Task goal —
Gather up the lines with the word "Click" in them.

Dataset records —
* begin *
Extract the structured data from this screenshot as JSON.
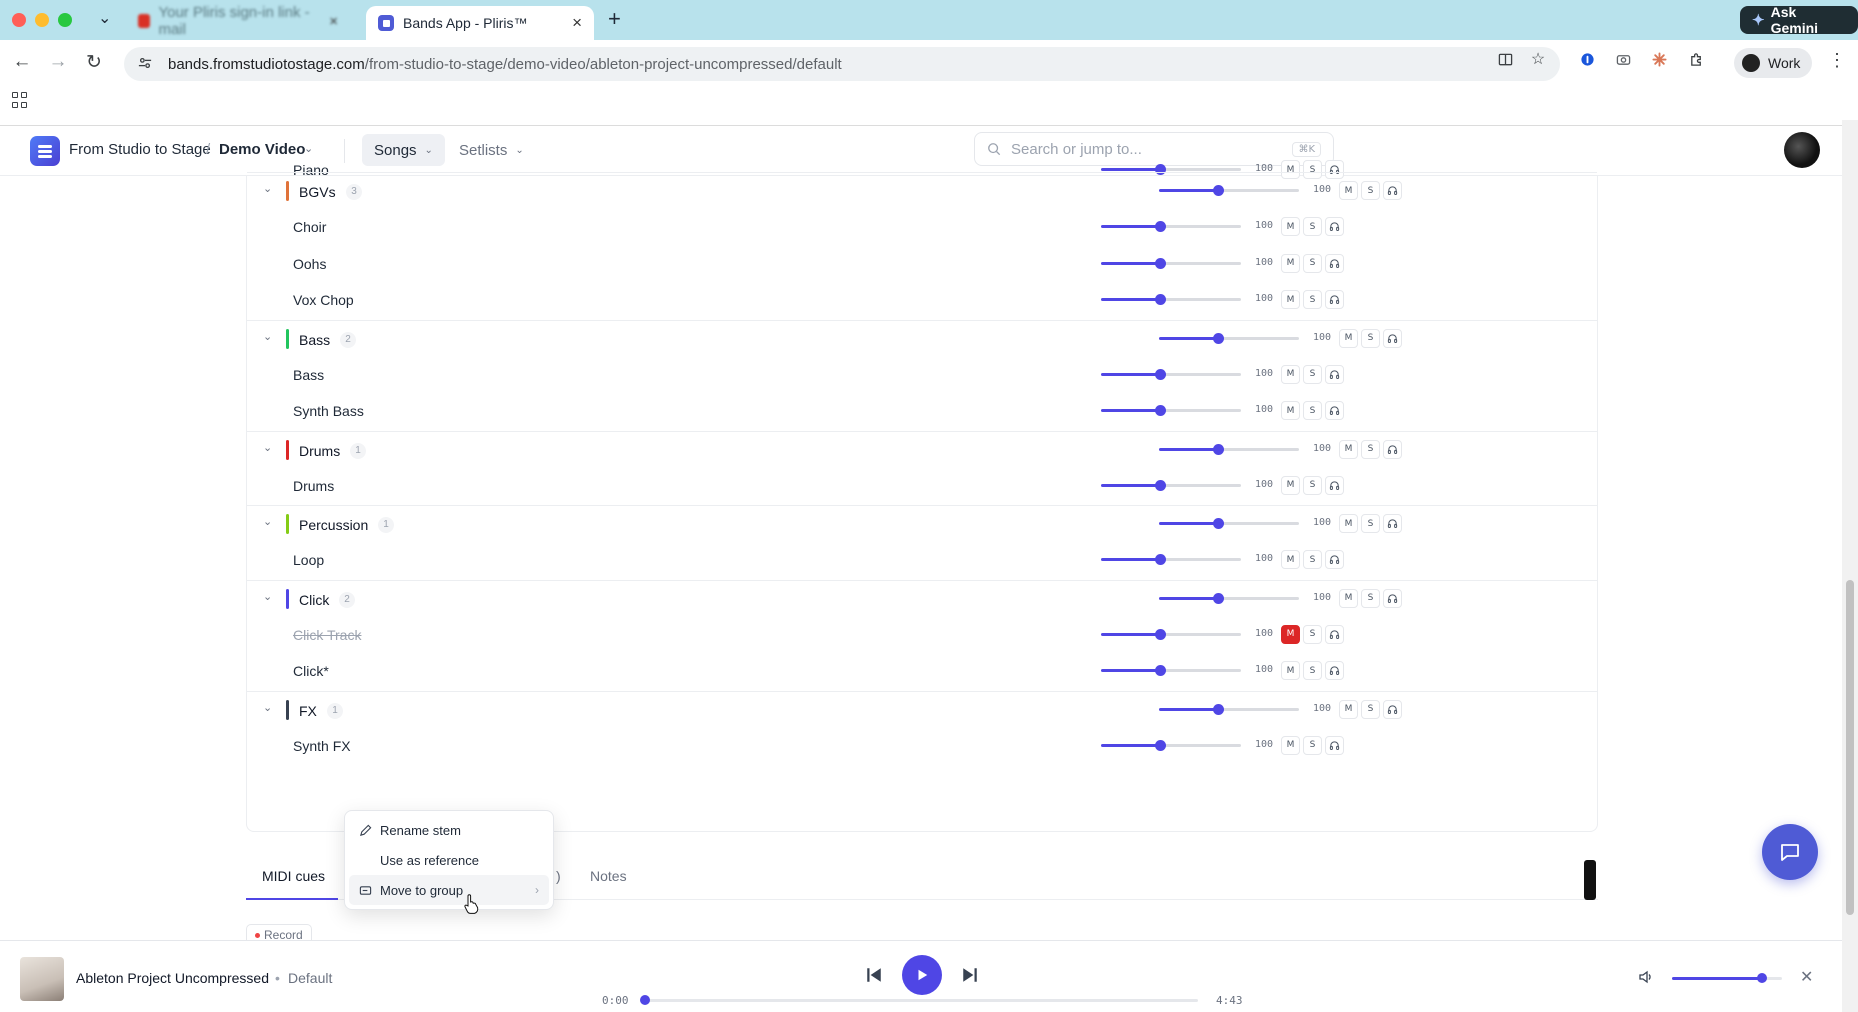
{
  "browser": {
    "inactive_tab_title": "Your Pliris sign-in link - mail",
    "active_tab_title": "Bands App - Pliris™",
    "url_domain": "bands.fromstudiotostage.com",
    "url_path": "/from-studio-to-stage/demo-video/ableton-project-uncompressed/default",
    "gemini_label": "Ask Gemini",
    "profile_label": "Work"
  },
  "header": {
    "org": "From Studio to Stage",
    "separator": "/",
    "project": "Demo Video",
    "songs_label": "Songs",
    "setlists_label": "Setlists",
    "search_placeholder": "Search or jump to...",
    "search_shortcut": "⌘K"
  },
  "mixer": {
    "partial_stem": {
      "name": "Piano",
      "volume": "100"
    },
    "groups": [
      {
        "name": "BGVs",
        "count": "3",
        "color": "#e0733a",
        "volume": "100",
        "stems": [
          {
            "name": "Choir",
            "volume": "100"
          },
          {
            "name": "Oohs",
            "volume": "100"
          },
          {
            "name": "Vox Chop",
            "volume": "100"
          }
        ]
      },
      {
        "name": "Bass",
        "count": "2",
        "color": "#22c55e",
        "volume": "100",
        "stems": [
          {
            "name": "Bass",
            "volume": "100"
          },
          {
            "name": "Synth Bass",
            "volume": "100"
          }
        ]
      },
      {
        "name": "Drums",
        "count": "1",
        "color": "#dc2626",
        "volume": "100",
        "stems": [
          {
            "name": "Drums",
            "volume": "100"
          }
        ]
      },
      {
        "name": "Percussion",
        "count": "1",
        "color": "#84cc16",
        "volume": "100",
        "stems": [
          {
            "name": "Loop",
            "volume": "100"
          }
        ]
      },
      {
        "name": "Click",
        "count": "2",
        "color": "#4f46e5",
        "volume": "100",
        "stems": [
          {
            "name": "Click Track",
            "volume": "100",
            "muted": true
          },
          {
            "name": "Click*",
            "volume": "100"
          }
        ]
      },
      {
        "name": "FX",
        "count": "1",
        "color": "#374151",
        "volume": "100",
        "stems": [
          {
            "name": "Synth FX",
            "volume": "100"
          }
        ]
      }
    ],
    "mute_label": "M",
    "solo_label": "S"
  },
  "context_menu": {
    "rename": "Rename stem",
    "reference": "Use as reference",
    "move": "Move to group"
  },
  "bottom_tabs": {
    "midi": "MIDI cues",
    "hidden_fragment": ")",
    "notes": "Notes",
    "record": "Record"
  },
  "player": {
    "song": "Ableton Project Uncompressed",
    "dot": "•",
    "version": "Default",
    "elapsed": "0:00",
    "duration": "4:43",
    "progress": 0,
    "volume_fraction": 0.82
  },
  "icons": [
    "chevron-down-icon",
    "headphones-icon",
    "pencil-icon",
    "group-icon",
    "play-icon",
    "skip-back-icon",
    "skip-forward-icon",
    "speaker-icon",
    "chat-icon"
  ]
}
* end *
Exercise result —
        "name": "Click",
            "name": "Click Track",
            "name": "Click*",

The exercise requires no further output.